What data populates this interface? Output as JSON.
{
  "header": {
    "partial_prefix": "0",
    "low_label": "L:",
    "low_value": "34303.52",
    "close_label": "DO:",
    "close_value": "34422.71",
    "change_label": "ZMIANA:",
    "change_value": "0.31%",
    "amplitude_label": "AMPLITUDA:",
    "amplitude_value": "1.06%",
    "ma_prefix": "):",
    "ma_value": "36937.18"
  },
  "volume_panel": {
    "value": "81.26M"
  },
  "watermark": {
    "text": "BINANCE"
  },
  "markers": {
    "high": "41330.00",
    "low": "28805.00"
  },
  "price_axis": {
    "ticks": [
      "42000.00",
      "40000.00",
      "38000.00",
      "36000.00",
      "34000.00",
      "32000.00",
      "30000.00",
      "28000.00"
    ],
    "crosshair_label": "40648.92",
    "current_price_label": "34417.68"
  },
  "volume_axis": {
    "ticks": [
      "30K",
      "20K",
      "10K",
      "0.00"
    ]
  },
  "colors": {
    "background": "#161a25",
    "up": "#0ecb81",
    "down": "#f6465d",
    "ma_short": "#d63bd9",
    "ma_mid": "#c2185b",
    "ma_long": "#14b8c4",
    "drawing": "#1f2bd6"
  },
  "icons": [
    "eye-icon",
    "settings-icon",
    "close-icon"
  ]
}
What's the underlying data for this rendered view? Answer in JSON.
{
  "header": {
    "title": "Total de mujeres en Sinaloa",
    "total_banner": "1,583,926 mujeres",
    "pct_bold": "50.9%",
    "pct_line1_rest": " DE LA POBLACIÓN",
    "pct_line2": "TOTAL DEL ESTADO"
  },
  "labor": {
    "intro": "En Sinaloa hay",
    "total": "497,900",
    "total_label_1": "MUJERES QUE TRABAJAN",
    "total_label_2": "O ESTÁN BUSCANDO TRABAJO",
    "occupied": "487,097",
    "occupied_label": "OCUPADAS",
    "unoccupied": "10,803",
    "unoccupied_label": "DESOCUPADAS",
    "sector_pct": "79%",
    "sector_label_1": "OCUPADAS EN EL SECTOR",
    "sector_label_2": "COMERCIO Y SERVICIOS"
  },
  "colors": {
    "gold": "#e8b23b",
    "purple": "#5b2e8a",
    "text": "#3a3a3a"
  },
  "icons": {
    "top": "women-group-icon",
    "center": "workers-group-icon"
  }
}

JOB | Repeat the data in its entirety, character for character.

WRITTEN REPLY |
What data populates this interface? Output as JSON.
{
  "header": {
    "partial_prefix": "0",
    "low_label": "L:",
    "low_value": "34303.52",
    "close_label": "DO:",
    "close_value": "34422.71",
    "change_label": "ZMIANA:",
    "change_value": "0.31%",
    "amplitude_label": "AMPLITUDA:",
    "amplitude_value": "1.06%",
    "ma_prefix": "):",
    "ma_value": "36937.18"
  },
  "volume_panel": {
    "value": "81.26M"
  },
  "watermark": {
    "text": "BINANCE"
  },
  "markers": {
    "high": "41330.00",
    "low": "28805.00"
  },
  "price_axis": {
    "ticks": [
      "42000.00",
      "40000.00",
      "38000.00",
      "36000.00",
      "34000.00",
      "32000.00",
      "30000.00",
      "28000.00"
    ],
    "crosshair_label": "40648.92",
    "current_price_label": "34417.68"
  },
  "volume_axis": {
    "ticks": [
      "30K",
      "20K",
      "10K",
      "0.00"
    ]
  },
  "colors": {
    "background": "#161a25",
    "up": "#0ecb81",
    "down": "#f6465d",
    "ma_short": "#d63bd9",
    "ma_mid": "#c2185b",
    "ma_long": "#14b8c4",
    "drawing": "#1f2bd6"
  },
  "icons": [
    "eye-icon",
    "settings-icon",
    "close-icon"
  ]
}
What's the underlying data for this rendered view? Answer in JSON.
{
  "header": {
    "title": "Total de mujeres en Sinaloa",
    "total_banner": "1,583,926 mujeres",
    "pct_bold": "50.9%",
    "pct_line1_rest": " DE LA POBLACIÓN",
    "pct_line2": "TOTAL DEL ESTADO"
  },
  "labor": {
    "intro": "En Sinaloa hay",
    "total": "497,900",
    "total_label_1": "MUJERES QUE TRABAJAN",
    "total_label_2": "O ESTÁN BUSCANDO TRABAJO",
    "occupied": "487,097",
    "occupied_label": "OCUPADAS",
    "unoccupied": "10,803",
    "unoccupied_label": "DESOCUPADAS",
    "sector_pct": "79%",
    "sector_label_1": "OCUPADAS EN EL SECTOR",
    "sector_label_2": "COMERCIO Y SERVICIOS"
  },
  "colors": {
    "gold": "#e8b23b",
    "purple": "#5b2e8a",
    "text": "#3a3a3a"
  },
  "icons": {
    "top": "women-group-icon",
    "center": "workers-group-icon"
  }
}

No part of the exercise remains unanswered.